• WRITTEN REQUEST:
Copy every record exactly, and keep the pictures out.

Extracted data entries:

━━━━

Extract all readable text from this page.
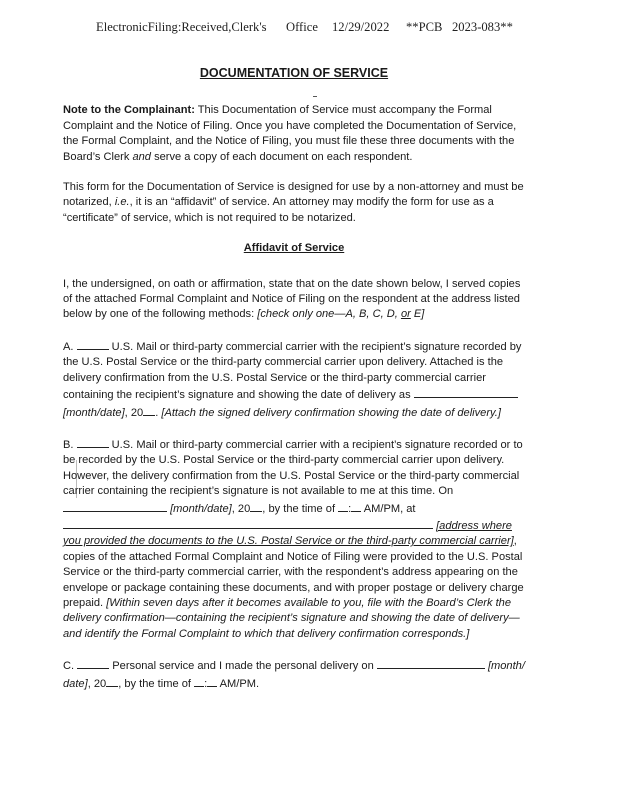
ElectronicFiling:Received,Clerk's Office 12/29/2022 **PCB 2023-083**
DOCUMENTATION OF SERVICE

Note to the Complainant: This Documentation of Service must accompany the Formal Complaint and the Notice of Filing. Once you have completed the Documentation of Service, the Formal Complaint, and the Notice of Filing, you must file these three documents with the Board’s Clerk and serve a copy of each document on each respondent.

This form for the Documentation of Service is designed for use by a non-attorney and must be notarized, i.e., it is an “affidavit” of service. An attorney may modify the form for use as a “certificate” of service, which is not required to be notarized.

Affidavit of Service

I, the undersigned, on oath or affirmation, state that on the date shown below, I served copies of the attached Formal Complaint and Notice of Filing on the respondent at the address listed below by one of the following methods: [check only one—A, B, C, D, or E]

A.	U.S. Mail or third-party commercial carrier with the recipient’s signature recorded by the U.S. Postal Service or the third-party commercial carrier upon delivery. Attached is the delivery confirmation from the U.S. Postal Service or the third-party commercial carrier containing the recipient’s signature and showing the date of delivery as  [month/date], 20 . [Attach the signed delivery confirmation showing the date of delivery.]

B.	U.S. Mail or third-party commercial carrier with a recipient’s signature recorded or to be recorded by the U.S. Postal Service or the third-party commercial carrier upon delivery. However, the delivery confirmation from the U.S. Postal Service or the third-party commercial carrier containing the recipient’s signature is not available to me at this time. On  [month/date], 20 , by the time of : AM/PM, at  [address where you provided the documents to the U.S. Postal Service or the third-party commercial carrier], copies of the attached Formal Complaint and Notice of Filing were provided to the U.S. Postal Service or the third-party commercial carrier, with the respondent’s address appearing on the envelope or package containing these documents, and with proper postage or delivery charge prepaid. [Within seven days after it becomes available to you, file with the Board’s Clerk the delivery confirmation—containing the recipient’s signature and showing the date of delivery—and identify the Formal Complaint to which that delivery confirmation corresponds.]

C.	Personal service and I made the personal delivery on	[month/ date], 20 , by the time of : AM/PM.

━━━━

• THE ANSWER:
Extract all readable text from this page.
ElectronicFiling:Received,Clerk's Office 12/29/2022 **PCB 2023-083**
DOCUMENTATION OF SERVICE

Note to the Complainant: This Documentation of Service must accompany the Formal Complaint and the Notice of Filing. Once you have completed the Documentation of Service, the Formal Complaint, and the Notice of Filing, you must file these three documents with the Board’s Clerk and serve a copy of each document on each respondent.

This form for the Documentation of Service is designed for use by a non-attorney and must be notarized, i.e., it is an “affidavit” of service. An attorney may modify the form for use as a “certificate” of service, which is not required to be notarized.

Affidavit of Service

I, the undersigned, on oath or affirmation, state that on the date shown below, I served copies of the attached Formal Complaint and Notice of Filing on the respondent at the address listed below by one of the following methods: [check only one—A, B, C, D, or E]

A.	U.S. Mail or third-party commercial carrier with the recipient’s signature recorded by the U.S. Postal Service or the third-party commercial carrier upon delivery. Attached is the delivery confirmation from the U.S. Postal Service or the third-party commercial carrier containing the recipient’s signature and showing the date of delivery as  [month/date], 20 . [Attach the signed delivery confirmation showing the date of delivery.]

B.	U.S. Mail or third-party commercial carrier with a recipient’s signature recorded or to be recorded by the U.S. Postal Service or the third-party commercial carrier upon delivery. However, the delivery confirmation from the U.S. Postal Service or the third-party commercial carrier containing the recipient’s signature is not available to me at this time. On  [month/date], 20 , by the time of : AM/PM, at  [address where you provided the documents to the U.S. Postal Service or the third-party commercial carrier], copies of the attached Formal Complaint and Notice of Filing were provided to the U.S. Postal Service or the third-party commercial carrier, with the respondent’s address appearing on the envelope or package containing these documents, and with proper postage or delivery charge prepaid. [Within seven days after it becomes available to you, file with the Board’s Clerk the delivery confirmation—containing the recipient’s signature and showing the date of delivery—and identify the Formal Complaint to which that delivery confirmation corresponds.]

C.	Personal service and I made the personal delivery on	[month/ date], 20 , by the time of : AM/PM.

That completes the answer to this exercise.